--- start of DOCUMENT EXTRACT ---

Defining the Data Flashcards
What is a population?
The collection of all the individuals of interest
What is a sample?
The subset of the population that is selected as the
result of sampling
What is a biased sample?
Study participants are not representative of the target population
What is an unbiased sample?
Study participants are representative of the target population
What is validity?
the extent to which the instruments that are used in the study measure exactly what they should be measuring
What is reliability?
the extent to which the results of the study are consistent when the study is repeated under the same conditions
What is a variable?
something whose value can change or vary
What is data?
the values we obtain when we measure a variable
What are the two type of variables?
1, Categorical “attributes”
2. Quantitative “numbers”
What are the two types of categorical attributes? And their meanings?
Nominal: Values are “names” that are unordered categories
Ordinal: Values are “names” that are ordered categories
What are the two types of quantitative numbers? And their meanings?
Discrete: Values are integer values 0, 1, 2 … on a proper numeric scale
Continuous: Values are a measured number of units, including possible decimal values
What are the two types of “continuous” quantitative numbers? And their meanings?
Interval: Interval scale variable has no true zero on the scale
Ratio: Ratio scale variable has true zero on the scale (0 just means the absence of something)

--- end of DOCUMENT EXTRACT ---

SET EXERCISE: In the flashcards on defining data, how is an ordinal value different from a nominal one?

--- start of DATA EXTRACT ---

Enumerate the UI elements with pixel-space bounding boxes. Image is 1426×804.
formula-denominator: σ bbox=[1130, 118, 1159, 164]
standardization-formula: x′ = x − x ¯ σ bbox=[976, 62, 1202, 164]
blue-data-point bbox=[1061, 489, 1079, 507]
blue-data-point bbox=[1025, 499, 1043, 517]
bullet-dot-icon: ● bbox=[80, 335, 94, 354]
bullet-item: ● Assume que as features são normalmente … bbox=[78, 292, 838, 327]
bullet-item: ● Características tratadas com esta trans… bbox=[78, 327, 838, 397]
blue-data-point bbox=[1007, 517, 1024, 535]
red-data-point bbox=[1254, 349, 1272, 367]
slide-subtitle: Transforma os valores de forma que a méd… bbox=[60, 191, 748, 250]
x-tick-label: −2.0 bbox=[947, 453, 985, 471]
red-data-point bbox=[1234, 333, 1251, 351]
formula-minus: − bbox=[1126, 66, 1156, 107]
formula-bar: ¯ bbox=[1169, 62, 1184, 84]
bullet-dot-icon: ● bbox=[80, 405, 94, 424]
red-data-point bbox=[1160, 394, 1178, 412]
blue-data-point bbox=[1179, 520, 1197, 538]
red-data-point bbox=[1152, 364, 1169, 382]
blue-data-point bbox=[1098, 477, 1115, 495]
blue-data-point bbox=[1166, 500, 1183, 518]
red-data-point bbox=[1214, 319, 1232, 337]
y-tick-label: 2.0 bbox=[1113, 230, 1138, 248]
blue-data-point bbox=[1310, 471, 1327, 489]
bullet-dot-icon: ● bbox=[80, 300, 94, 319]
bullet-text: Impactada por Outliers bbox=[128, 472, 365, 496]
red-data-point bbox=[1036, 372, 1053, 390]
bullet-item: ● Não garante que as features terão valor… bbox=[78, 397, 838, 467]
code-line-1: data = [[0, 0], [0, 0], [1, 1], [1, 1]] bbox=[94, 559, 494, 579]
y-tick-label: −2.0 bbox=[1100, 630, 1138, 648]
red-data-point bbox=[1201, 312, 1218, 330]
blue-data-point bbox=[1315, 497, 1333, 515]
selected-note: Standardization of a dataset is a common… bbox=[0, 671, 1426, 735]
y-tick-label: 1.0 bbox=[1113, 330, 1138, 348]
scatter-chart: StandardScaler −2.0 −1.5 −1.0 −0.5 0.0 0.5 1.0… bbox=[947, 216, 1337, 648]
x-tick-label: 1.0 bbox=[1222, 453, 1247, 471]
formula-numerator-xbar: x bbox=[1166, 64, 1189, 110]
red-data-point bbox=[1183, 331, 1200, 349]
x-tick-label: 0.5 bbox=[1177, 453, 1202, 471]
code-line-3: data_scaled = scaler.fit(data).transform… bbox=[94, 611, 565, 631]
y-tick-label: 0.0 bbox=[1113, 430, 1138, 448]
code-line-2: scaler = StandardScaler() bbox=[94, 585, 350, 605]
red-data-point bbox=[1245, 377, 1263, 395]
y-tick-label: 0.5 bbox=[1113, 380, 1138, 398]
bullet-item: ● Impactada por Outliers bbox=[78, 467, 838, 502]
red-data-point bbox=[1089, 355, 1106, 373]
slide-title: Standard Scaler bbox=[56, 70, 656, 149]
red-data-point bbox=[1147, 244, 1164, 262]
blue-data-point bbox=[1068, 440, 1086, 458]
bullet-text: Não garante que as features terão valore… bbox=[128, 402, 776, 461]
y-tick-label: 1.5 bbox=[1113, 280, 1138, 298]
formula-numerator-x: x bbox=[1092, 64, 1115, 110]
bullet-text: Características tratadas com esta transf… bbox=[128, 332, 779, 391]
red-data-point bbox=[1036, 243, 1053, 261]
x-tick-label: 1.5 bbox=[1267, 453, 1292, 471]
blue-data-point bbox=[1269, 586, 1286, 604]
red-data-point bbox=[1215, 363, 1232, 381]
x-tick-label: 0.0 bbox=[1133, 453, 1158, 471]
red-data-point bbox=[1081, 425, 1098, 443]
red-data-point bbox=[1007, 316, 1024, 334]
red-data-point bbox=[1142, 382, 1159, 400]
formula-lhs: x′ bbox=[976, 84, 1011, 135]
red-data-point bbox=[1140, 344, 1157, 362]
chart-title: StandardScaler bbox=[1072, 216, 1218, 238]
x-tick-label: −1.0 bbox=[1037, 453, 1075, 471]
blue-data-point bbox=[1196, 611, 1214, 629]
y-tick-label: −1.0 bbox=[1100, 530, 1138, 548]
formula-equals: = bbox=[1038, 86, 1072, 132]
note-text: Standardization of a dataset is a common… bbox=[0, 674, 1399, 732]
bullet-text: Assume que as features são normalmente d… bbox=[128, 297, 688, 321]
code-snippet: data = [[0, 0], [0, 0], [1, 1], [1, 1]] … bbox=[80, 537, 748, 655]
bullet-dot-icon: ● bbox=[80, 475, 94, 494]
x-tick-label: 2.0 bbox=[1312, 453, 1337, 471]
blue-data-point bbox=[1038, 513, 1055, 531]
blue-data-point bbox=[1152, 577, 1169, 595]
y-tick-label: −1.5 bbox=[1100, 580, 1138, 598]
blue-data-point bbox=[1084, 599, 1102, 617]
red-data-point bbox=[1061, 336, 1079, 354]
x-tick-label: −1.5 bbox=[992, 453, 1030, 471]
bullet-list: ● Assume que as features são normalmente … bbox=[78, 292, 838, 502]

--- end of DATA EXTRACT ---

FULL RESPONSE: Ordinal values are names for ordered categories, while nominal values are names for unordered categories.